▸ SHORT EXERCISE
Check each line of the material below for the string "this", then report how many lines have it, and nothing else.

>> Start

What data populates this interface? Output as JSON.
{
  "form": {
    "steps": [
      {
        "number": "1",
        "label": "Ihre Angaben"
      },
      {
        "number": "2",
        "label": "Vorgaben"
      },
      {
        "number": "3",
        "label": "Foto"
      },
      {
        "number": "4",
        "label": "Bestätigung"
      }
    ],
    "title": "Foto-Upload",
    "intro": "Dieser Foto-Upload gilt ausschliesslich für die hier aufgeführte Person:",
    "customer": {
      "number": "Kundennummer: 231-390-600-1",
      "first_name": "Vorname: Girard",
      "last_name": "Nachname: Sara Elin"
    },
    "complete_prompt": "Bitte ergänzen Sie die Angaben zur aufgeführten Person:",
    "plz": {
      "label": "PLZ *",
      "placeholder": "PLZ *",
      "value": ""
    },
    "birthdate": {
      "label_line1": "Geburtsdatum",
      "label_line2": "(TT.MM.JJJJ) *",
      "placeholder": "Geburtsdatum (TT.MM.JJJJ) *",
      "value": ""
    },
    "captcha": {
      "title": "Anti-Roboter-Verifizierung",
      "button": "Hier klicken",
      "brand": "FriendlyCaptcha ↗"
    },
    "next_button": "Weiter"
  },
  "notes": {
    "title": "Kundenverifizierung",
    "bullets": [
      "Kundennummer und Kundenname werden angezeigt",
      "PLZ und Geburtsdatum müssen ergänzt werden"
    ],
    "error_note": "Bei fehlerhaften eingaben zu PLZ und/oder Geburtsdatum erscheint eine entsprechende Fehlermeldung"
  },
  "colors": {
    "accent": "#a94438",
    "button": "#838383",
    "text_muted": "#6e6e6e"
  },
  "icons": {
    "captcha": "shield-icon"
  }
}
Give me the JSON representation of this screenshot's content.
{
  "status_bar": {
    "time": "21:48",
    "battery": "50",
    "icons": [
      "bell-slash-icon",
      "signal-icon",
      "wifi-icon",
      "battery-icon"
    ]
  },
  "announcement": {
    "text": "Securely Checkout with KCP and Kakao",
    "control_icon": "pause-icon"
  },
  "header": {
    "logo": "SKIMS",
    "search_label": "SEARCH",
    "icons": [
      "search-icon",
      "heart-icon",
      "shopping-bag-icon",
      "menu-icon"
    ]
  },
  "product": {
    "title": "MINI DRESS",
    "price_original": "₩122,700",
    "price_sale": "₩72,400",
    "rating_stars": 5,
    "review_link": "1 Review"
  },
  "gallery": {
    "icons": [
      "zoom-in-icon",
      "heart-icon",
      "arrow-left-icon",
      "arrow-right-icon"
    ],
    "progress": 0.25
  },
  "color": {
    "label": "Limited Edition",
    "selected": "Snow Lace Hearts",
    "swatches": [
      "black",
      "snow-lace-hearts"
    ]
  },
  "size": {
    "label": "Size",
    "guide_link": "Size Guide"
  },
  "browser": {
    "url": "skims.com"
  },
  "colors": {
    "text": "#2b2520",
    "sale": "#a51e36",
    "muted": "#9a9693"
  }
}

>> End

▸ EXERCISE SOLUTION
2